Work required:
What lines of the data include the string "right"? Copy them all.

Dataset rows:
** START **

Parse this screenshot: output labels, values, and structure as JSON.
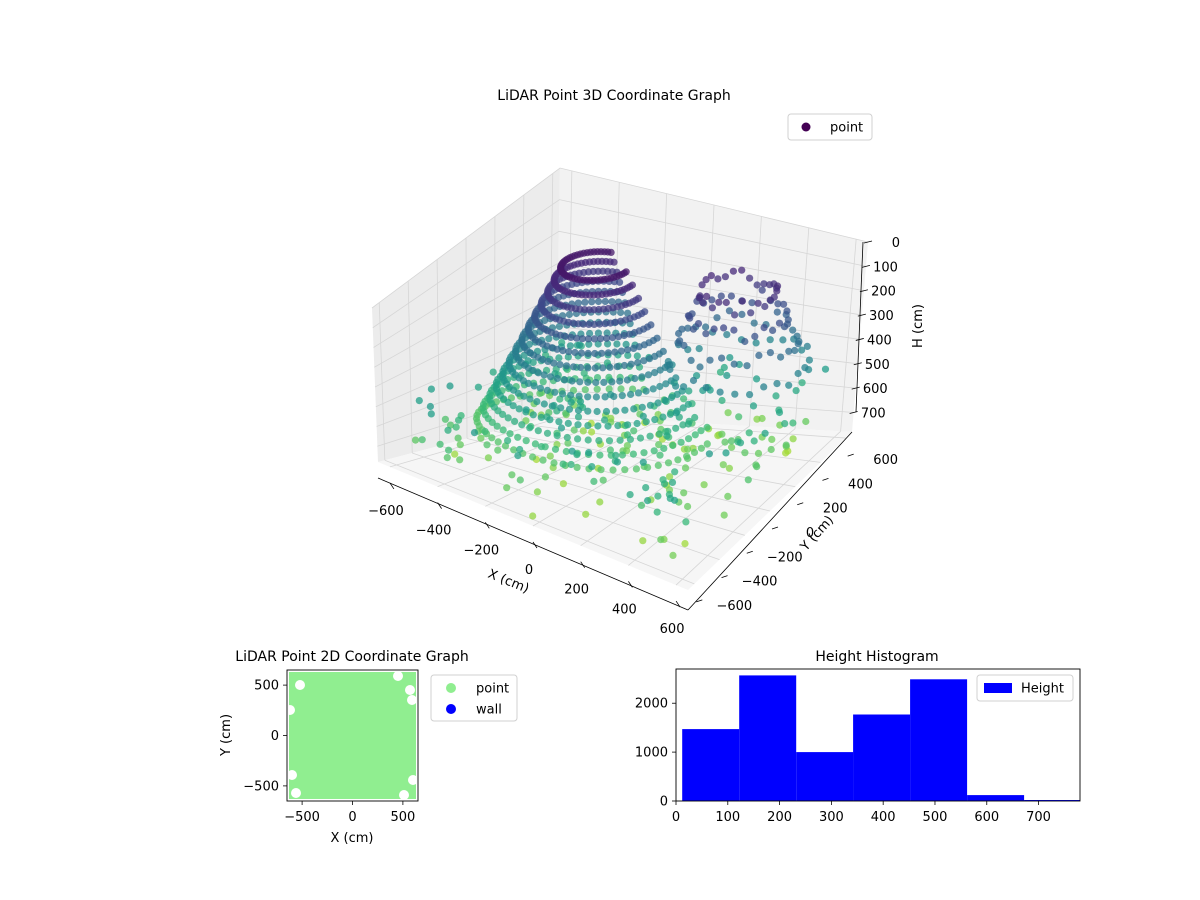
{
  "chart_data": [
    {
      "type": "scatter",
      "title": "LiDAR Point 3D Coordinate Graph",
      "xlabel": "X (cm)",
      "ylabel": "Y (cm)",
      "zlabel": "H (cm)",
      "xlim": [
        -650,
        650
      ],
      "ylim": [
        -650,
        650
      ],
      "zlim": [
        780,
        0
      ],
      "x_ticks": [
        -600,
        -400,
        -200,
        0,
        200,
        400,
        600
      ],
      "y_ticks": [
        -600,
        -400,
        -200,
        0,
        200,
        400,
        600
      ],
      "z_ticks": [
        0,
        100,
        200,
        300,
        400,
        500,
        600,
        700
      ],
      "colormap": "viridis",
      "legend": {
        "position": "top-right",
        "entries": [
          {
            "label": "point",
            "color": "#440154"
          }
        ]
      },
      "grid": true
    },
    {
      "type": "scatter",
      "title": "LiDAR Point 2D Coordinate Graph",
      "xlabel": "X (cm)",
      "ylabel": "Y (cm)",
      "xlim": [
        -650,
        650
      ],
      "ylim": [
        -650,
        650
      ],
      "x_ticks": [
        -500,
        0,
        500
      ],
      "y_ticks": [
        500,
        0,
        -500
      ],
      "series": [
        {
          "name": "point",
          "color": "#90ee90"
        },
        {
          "name": "wall",
          "color": "#0000ff"
        }
      ],
      "legend": {
        "position": "outside-right"
      },
      "grid": false
    },
    {
      "type": "bar",
      "title": "Height Histogram",
      "bins": [
        [
          12,
          122
        ],
        [
          122,
          232
        ],
        [
          232,
          342
        ],
        [
          342,
          452
        ],
        [
          452,
          562
        ],
        [
          562,
          672
        ],
        [
          672,
          780
        ]
      ],
      "values": [
        1470,
        2570,
        1000,
        1770,
        2490,
        120,
        20
      ],
      "xlim": [
        0,
        780
      ],
      "ylim": [
        0,
        2700
      ],
      "x_ticks": [
        0,
        100,
        200,
        300,
        400,
        500,
        600,
        700
      ],
      "y_ticks": [
        0,
        1000,
        2000
      ],
      "series": [
        {
          "name": "Height",
          "color": "#0000ff"
        }
      ],
      "legend": {
        "position": "top-right"
      },
      "grid": false
    }
  ]
}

** END **

Solution to the problem:
        "position": "top-right",
        "position": "outside-right"
        "position": "top-right"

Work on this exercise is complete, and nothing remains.